| Text under study |
· · ·

The Grey and Simcoe Foresters is a Primary Reserve infantry regiment of the Canadian Forces. Within the Canadian Army, it is part of the 4th Canadian Division's (formerly known as Land Force Central Area) 32 Canadian Brigade Group. Due to the restructuring of the British Army, The Worcestershire and Sherwood Foresters Regiment was amalgamated into The Mercian Regiment, as its 2nd Battalion (Worcesters and Foresters), leaving The Grey and Simcoe Foresters as the only remaining unit in the Commonwealth of Nations known to be distinctly designated as a regiment of Foresters.

==Origin and regimental lineage==
While many regiments of fusiliers, grenadiers and highlanders may be found in the armies of the Commonwealth, only one regiment of foresters exist – The Grey and Simcoe Foresters of the Canadian Army. The Canadian Foresters have had a unique history that has lived up to its rural versatility and spirit. The Foresters have enjoyed one of the most diverse roles in the Canadian Army, serving as infantry, armoured and artillery. Previously, The Worcestershire and Sherwood Foresters of the British Army also held this title, however, due to restructuring into The Mercian Regiment, only one holder of this name now exists.

Foresters are a very old form of infantry finding its antecedents in Robin Hood’s Sherwood Forest. The Grey and Simcoe Foresters were formed from the 1936 amalgamation of the 31st Grey Regiment and the 35th Simcoe Foresters both originally gazetted on September 14, 1866. Following the 1837 Rebellion, the Government of Upper Canada retained in January 1838 one troop of cavalry and three militia battalions on active service along the Niagara River and in Toronto. One of these battalions was a composite made up of soldiers from the two Simcoe County battalions of that era. This composite battalion, under the command of Lieutenant-Colonel Carthew, was known as the 1st Simcoe Incorporated Militia (Royal Foresters). This is the earliest known reference to the Simcoe County militia as "Foresters."

==Armorial description==
The badge of The Grey and Simcoe Foresters is armorially described as, resting on a scroll vert inscribed "FORESTERS" argent a maltese cross argent charged with a pomme bearing a stag couchant upon a mount proper encircled wreath of autumnal maple leaves on the sinister arm of the cross and extending to the wreath a demi scroll vert inscribed "GREY &" argent on the dexter arm of the cross and extending to the wreath a demi scroll vert inscribed "SIMCOE" argent the whole ensigned with the Crown.

· · ·

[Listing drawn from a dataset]

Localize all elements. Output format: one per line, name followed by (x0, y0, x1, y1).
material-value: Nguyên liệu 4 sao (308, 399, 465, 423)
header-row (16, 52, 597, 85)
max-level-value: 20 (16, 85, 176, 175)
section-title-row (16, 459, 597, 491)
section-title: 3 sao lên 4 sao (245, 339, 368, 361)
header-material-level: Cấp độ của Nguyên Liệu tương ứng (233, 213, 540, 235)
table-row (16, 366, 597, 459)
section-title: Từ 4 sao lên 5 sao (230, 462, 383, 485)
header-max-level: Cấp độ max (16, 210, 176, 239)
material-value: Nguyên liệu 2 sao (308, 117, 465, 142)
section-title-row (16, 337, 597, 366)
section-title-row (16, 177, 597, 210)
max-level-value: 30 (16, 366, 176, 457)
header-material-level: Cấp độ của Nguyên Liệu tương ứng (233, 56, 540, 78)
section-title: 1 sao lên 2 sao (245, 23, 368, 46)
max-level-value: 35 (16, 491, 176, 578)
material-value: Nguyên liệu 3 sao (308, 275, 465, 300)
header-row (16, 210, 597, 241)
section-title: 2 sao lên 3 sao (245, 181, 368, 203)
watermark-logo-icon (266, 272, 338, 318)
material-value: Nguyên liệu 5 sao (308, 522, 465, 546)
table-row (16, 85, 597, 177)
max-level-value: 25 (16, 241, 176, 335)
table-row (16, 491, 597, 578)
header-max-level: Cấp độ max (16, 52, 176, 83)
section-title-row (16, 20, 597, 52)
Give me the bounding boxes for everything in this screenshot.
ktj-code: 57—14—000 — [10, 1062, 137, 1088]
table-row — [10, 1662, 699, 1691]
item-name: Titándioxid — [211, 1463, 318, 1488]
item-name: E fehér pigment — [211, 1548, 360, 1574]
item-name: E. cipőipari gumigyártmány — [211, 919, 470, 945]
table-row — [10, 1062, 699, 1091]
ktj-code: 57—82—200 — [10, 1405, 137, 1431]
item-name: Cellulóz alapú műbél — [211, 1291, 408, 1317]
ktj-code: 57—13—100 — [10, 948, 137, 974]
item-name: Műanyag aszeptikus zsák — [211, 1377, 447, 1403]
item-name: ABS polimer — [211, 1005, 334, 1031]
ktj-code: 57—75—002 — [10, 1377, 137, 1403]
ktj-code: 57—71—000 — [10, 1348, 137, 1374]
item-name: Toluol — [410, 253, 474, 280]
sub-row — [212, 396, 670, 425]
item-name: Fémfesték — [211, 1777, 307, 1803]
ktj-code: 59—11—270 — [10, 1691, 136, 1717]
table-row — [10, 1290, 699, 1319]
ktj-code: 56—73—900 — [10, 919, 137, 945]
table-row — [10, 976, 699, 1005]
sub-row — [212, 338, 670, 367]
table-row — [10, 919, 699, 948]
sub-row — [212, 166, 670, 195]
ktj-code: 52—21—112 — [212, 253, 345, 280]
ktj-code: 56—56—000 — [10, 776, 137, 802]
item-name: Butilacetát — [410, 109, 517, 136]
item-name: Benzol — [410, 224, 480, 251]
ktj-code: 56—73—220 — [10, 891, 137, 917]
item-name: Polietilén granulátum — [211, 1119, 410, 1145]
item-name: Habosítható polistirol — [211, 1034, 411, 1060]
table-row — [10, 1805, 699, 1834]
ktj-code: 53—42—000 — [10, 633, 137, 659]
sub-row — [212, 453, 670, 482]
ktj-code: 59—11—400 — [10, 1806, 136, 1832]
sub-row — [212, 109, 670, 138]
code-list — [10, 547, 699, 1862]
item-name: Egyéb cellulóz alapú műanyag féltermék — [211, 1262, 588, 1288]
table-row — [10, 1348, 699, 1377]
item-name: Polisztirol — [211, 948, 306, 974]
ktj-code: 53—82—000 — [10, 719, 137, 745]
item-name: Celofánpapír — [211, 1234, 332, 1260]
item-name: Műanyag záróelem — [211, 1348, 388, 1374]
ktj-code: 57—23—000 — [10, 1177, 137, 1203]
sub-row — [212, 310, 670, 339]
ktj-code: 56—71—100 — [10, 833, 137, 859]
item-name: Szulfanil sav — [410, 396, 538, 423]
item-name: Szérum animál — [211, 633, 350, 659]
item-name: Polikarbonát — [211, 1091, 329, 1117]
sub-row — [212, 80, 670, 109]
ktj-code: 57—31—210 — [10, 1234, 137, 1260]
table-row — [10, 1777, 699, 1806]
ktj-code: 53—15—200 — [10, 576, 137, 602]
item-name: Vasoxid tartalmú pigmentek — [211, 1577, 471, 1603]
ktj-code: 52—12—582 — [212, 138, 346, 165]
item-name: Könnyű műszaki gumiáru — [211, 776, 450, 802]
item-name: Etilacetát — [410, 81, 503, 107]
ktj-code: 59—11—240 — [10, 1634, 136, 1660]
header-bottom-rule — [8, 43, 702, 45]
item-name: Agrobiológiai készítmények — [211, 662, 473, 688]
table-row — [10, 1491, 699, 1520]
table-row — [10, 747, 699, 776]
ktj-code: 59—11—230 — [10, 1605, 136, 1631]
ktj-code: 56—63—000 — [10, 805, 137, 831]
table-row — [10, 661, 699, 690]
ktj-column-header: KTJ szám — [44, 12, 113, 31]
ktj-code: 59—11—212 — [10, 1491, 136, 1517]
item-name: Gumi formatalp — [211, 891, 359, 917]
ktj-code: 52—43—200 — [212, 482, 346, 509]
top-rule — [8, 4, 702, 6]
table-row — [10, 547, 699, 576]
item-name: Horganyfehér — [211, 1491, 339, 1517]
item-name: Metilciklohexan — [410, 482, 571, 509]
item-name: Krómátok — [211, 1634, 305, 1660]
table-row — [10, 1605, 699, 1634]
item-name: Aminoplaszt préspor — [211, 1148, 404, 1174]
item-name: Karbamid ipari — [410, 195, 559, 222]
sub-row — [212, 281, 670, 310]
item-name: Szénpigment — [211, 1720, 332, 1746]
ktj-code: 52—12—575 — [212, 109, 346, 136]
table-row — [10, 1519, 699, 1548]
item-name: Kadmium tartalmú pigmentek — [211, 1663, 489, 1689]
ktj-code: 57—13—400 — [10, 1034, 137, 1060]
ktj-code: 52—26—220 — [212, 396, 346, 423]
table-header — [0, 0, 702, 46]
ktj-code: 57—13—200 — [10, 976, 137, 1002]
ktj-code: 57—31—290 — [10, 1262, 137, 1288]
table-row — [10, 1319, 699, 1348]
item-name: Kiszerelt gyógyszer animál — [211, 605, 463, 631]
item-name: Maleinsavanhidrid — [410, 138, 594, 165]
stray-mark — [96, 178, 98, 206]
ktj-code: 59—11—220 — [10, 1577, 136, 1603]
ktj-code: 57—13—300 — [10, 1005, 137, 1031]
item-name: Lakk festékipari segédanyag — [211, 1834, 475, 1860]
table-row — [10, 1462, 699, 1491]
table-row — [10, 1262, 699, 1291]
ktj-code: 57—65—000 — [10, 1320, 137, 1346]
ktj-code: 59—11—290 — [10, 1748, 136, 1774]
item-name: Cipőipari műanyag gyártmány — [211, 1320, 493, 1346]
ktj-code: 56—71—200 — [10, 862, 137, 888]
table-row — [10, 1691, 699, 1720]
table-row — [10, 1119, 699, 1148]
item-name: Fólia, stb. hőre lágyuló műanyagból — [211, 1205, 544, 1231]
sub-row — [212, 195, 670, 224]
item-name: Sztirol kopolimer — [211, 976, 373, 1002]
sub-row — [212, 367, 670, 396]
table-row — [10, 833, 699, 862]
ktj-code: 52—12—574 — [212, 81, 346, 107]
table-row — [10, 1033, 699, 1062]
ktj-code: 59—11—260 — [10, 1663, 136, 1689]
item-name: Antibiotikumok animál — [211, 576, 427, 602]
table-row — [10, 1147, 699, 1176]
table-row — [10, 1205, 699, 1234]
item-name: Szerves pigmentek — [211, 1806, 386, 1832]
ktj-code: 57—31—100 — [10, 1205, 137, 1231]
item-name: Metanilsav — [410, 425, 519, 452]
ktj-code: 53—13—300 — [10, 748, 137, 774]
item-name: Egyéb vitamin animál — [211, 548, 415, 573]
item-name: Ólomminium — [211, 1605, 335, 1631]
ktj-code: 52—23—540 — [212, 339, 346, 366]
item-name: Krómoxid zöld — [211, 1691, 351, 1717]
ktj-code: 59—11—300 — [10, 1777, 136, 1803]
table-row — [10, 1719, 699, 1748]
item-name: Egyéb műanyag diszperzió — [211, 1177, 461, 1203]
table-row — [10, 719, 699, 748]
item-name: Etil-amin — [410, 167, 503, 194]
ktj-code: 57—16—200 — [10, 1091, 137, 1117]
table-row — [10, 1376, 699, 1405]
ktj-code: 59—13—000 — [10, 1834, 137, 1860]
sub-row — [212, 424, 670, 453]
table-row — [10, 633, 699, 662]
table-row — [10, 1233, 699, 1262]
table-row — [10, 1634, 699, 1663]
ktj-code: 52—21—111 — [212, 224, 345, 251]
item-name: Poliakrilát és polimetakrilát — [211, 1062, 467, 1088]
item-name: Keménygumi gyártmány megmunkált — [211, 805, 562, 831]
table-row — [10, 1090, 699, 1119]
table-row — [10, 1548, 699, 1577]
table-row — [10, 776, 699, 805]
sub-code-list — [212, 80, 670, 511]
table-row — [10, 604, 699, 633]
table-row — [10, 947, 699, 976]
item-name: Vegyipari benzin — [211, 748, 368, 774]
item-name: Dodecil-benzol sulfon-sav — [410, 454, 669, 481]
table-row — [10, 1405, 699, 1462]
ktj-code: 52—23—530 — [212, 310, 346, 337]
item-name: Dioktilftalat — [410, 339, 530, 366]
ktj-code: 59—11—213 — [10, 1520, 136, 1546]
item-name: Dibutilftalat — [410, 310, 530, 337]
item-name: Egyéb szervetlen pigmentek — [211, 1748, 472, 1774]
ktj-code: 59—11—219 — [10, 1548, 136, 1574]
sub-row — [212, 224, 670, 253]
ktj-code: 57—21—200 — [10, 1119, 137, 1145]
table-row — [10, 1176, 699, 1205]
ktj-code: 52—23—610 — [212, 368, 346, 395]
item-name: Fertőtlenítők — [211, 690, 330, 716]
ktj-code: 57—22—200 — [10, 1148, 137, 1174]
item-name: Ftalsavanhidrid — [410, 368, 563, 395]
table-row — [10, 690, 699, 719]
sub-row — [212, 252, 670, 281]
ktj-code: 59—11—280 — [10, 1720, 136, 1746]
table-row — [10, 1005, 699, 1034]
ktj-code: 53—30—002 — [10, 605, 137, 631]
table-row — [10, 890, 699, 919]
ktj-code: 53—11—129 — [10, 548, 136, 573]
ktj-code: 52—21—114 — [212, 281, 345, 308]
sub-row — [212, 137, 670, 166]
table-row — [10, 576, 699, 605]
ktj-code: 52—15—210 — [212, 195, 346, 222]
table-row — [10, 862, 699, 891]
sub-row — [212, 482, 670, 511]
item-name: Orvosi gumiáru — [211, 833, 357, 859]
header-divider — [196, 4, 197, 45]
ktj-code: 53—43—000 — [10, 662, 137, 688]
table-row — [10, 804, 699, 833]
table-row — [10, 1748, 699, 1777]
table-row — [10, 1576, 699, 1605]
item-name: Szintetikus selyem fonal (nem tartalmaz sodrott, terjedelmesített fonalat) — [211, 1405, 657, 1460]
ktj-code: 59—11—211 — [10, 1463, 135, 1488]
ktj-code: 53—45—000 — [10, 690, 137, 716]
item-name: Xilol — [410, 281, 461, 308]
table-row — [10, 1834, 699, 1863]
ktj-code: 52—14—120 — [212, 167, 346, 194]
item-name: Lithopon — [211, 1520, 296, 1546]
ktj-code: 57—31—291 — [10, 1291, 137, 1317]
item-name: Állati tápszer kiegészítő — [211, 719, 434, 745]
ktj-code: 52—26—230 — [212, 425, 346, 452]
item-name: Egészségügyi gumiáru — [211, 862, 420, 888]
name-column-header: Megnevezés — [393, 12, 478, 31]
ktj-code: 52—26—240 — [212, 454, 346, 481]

· · ·

| Activity |
Could you proceed with the article on the Grey and Simcoe Foresters regiment, picking up right after its final sentence?

| Response to this task |
The badge was adopted upon the amalgamation of the Grey Regiment and the Simcoe Foresters in December 1936, and is based upon the former badge of the allied regiment, the Sherwood Foresters, perpetuated by the present-day 2nd Battalion (Worcesters and Foresters), Mercian Regiment

The regimental camp flag is Lincoln green over hunting scarlet on the diagonal and bears the badge in silver and gold in the upper left.

== Lineage ==

=== The Grey and Simcoe Foresters ===

- Originated on 14 September 1866, in Owen Sound, Canada West, as the 31st Grey Battalion of Infantry
- Redesignated on 8 May 1900, as the 31st Grey Regiment
- Redesignated on 1 May 1920, as The Grey Regiment
- Amalgamated on 15 December 1936, with The Simcoe Foresters and Redesignated as The Grey and Simcoe Foresters
- Redesignated on 7 November 1940, as the 2nd (Reserve) Battalion, The Grey and Simcoe Foresters
- Redesignated on 1 November 1943, as The Grey and Simcoe Foresters (Reserve)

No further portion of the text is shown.